*** Data for the task ***

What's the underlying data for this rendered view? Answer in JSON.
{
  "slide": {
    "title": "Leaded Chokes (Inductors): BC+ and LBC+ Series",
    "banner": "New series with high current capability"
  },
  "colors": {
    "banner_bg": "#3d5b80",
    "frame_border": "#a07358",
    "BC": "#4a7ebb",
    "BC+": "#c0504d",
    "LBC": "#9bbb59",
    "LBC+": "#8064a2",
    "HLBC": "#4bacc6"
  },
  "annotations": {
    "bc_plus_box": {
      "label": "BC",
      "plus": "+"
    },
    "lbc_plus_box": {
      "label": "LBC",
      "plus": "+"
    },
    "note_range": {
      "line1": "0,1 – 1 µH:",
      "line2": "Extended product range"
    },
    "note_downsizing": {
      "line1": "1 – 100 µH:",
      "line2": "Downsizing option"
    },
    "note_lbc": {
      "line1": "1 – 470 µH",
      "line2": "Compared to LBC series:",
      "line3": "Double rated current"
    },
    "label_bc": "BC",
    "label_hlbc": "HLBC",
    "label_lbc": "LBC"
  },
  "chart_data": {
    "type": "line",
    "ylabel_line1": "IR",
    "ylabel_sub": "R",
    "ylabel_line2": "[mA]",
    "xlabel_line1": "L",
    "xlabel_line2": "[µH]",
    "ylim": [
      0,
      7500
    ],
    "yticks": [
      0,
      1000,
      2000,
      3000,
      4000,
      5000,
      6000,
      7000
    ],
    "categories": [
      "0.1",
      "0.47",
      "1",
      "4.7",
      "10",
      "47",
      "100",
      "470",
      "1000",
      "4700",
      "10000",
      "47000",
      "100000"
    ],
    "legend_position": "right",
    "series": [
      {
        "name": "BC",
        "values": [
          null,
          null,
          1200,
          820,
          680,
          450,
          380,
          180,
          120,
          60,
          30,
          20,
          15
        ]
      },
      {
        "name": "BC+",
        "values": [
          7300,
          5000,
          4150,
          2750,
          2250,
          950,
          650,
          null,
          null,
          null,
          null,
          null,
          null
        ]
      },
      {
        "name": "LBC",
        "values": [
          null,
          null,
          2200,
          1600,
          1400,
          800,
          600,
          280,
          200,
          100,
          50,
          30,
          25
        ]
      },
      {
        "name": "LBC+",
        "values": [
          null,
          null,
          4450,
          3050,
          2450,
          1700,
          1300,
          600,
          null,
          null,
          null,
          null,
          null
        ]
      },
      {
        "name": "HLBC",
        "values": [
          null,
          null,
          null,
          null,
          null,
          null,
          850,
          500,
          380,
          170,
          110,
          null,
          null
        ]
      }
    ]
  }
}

***

* _Prompt_
Each of the records should be retyped exactly.

* _Solution_
What's the underlying data for this rendered view? Answer in JSON.
{
  "slide": {
    "title": "Leaded Chokes (Inductors): BC+ and LBC+ Series",
    "banner": "New series with high current capability"
  },
  "colors": {
    "banner_bg": "#3d5b80",
    "frame_border": "#a07358",
    "BC": "#4a7ebb",
    "BC+": "#c0504d",
    "LBC": "#9bbb59",
    "LBC+": "#8064a2",
    "HLBC": "#4bacc6"
  },
  "annotations": {
    "bc_plus_box": {
      "label": "BC",
      "plus": "+"
    },
    "lbc_plus_box": {
      "label": "LBC",
      "plus": "+"
    },
    "note_range": {
      "line1": "0,1 – 1 µH:",
      "line2": "Extended product range"
    },
    "note_downsizing": {
      "line1": "1 – 100 µH:",
      "line2": "Downsizing option"
    },
    "note_lbc": {
      "line1": "1 – 470 µH",
      "line2": "Compared to LBC series:",
      "line3": "Double rated current"
    },
    "label_bc": "BC",
    "label_hlbc": "HLBC",
    "label_lbc": "LBC"
  },
  "chart_data": {
    "type": "line",
    "ylabel_line1": "IR",
    "ylabel_sub": "R",
    "ylabel_line2": "[mA]",
    "xlabel_line1": "L",
    "xlabel_line2": "[µH]",
    "ylim": [
      0,
      7500
    ],
    "yticks": [
      0,
      1000,
      2000,
      3000,
      4000,
      5000,
      6000,
      7000
    ],
    "categories": [
      "0.1",
      "0.47",
      "1",
      "4.7",
      "10",
      "47",
      "100",
      "470",
      "1000",
      "4700",
      "10000",
      "47000",
      "100000"
    ],
    "legend_position": "right",
    "series": [
      {
        "name": "BC",
        "values": [
          null,
          null,
          1200,
          820,
          680,
          450,
          380,
          180,
          120,
          60,
          30,
          20,
          15
        ]
      },
      {
        "name": "BC+",
        "values": [
          7300,
          5000,
          4150,
          2750,
          2250,
          950,
          650,
          null,
          null,
          null,
          null,
          null,
          null
        ]
      },
      {
        "name": "LBC",
        "values": [
          null,
          null,
          2200,
          1600,
          1400,
          800,
          600,
          280,
          200,
          100,
          50,
          30,
          25
        ]
      },
      {
        "name": "LBC+",
        "values": [
          null,
          null,
          4450,
          3050,
          2450,
          1700,
          1300,
          600,
          null,
          null,
          null,
          null,
          null
        ]
      },
      {
        "name": "HLBC",
        "values": [
          null,
          null,
          null,
          null,
          null,
          null,
          850,
          500,
          380,
          170,
          110,
          null,
          null
        ]
      }
    ]
  }
}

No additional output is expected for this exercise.